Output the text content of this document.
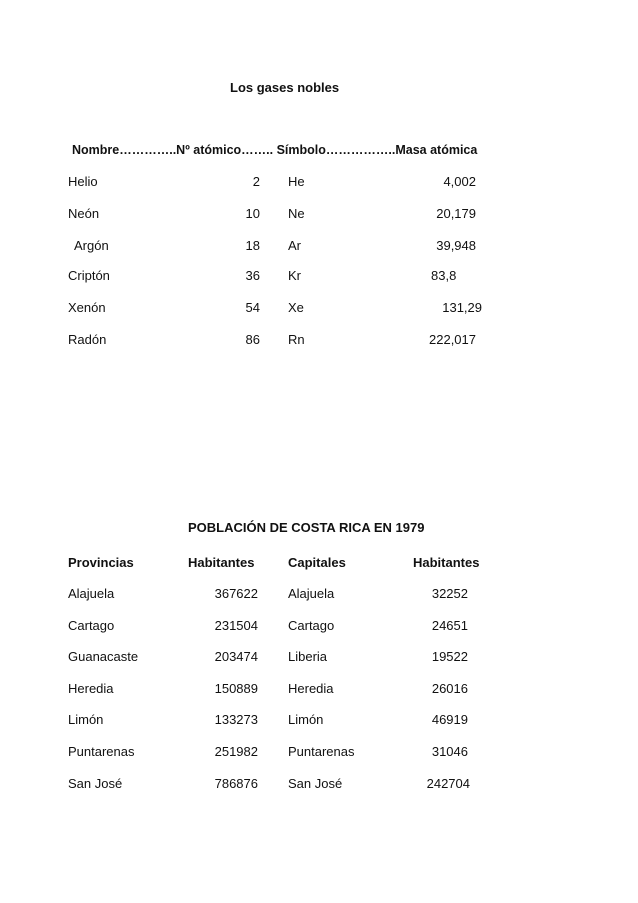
Los gases nobles
Nombre…………..Nº atómico…….. Símbolo……………..Masa atómica
Helio	2 He	4,002
Neón	10 Ne	20,179
Argón	18 Ar	39,948
Criptón	36 Kr	83,8
Xenón	54 Xe	131,29
Radón	86 Rn	222,017
POBLACIÓN DE COSTA RICA EN 1979
Provincias	Habitantes	Capitales	Habitantes
Alajuela	367622 Alajuela	32252
Cartago	231504 Cartago	24651
Guanacaste	203474 Liberia	19522
Heredia	150889 Heredia	26016
Limón	133273 Limón	46919
Puntarenas	251982 Puntarenas	31046
San José	786876 San José	242704
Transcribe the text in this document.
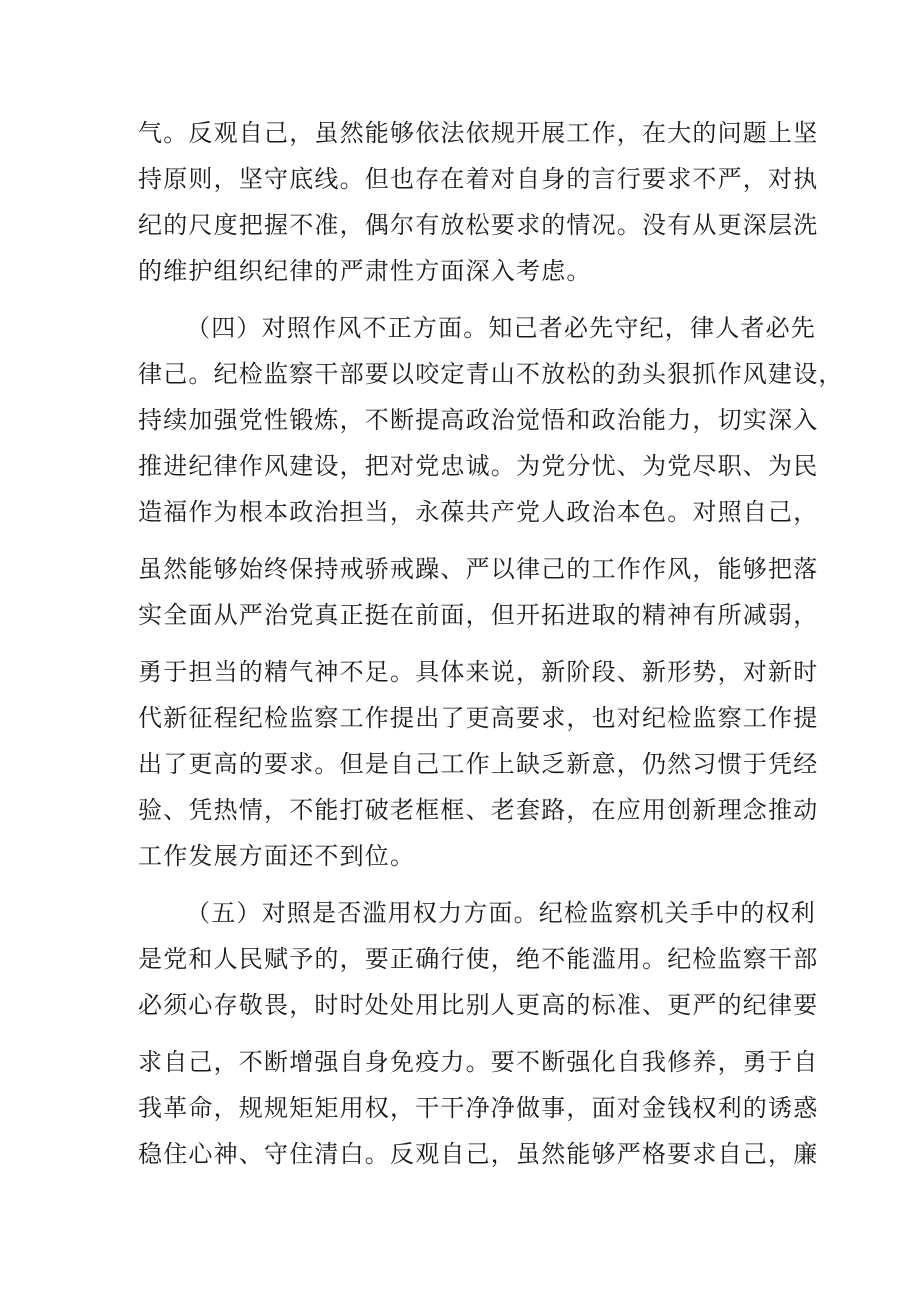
气。反观自己，虽然能够依法依规开展工作，在大的问题上坚
持原则，坚守底线。但也存在着对自身的言行要求不严，对执
纪的尺度把握不准，偶尔有放松要求的情况。没有从更深层洗
的维护组织纪律的严肃性方面深入考虑。
（四）对照作风不正方面。知己者必先守纪，律人者必先
律己。纪检监察干部要以咬定青山不放松的劲头狠抓作风建设，
持续加强党性锻炼，不断提高政治觉悟和政治能力，切实深入
推进纪律作风建设，把对党忠诚。为党分忧、为党尽职、为民
造福作为根本政治担当，永葆共产党人政治本色。对照自己，
虽然能够始终保持戒骄戒躁、严以律己的工作作风，能够把落
实全面从严治党真正挺在前面，但开拓进取的精神有所减弱，
勇于担当的精气神不足。具体来说，新阶段、新形势，对新时
代新征程纪检监察工作提出了更高要求，也对纪检监察工作提
出了更高的要求。但是自己工作上缺乏新意，仍然习惯于凭经
验、凭热情，不能打破老框框、老套路，在应用创新理念推动
工作发展方面还不到位。
（五）对照是否滥用权力方面。纪检监察机关手中的权利
是党和人民赋予的，要正确行使，绝不能滥用。纪检监察干部
必须心存敬畏，时时处处用比别人更高的标准、更严的纪律要
求自己，不断增强自身免疫力。要不断强化自我修养，勇于自
我革命，规规矩矩用权，干干净净做事，面对金钱权利的诱惑
稳住心神、守住清白。反观自己，虽然能够严格要求自己，廉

> [Description of the task]: Using the records above, gather all lines where the string "document" is present.

> [Right answer]:
Output the text content of this document.
Transcribe the text in this document.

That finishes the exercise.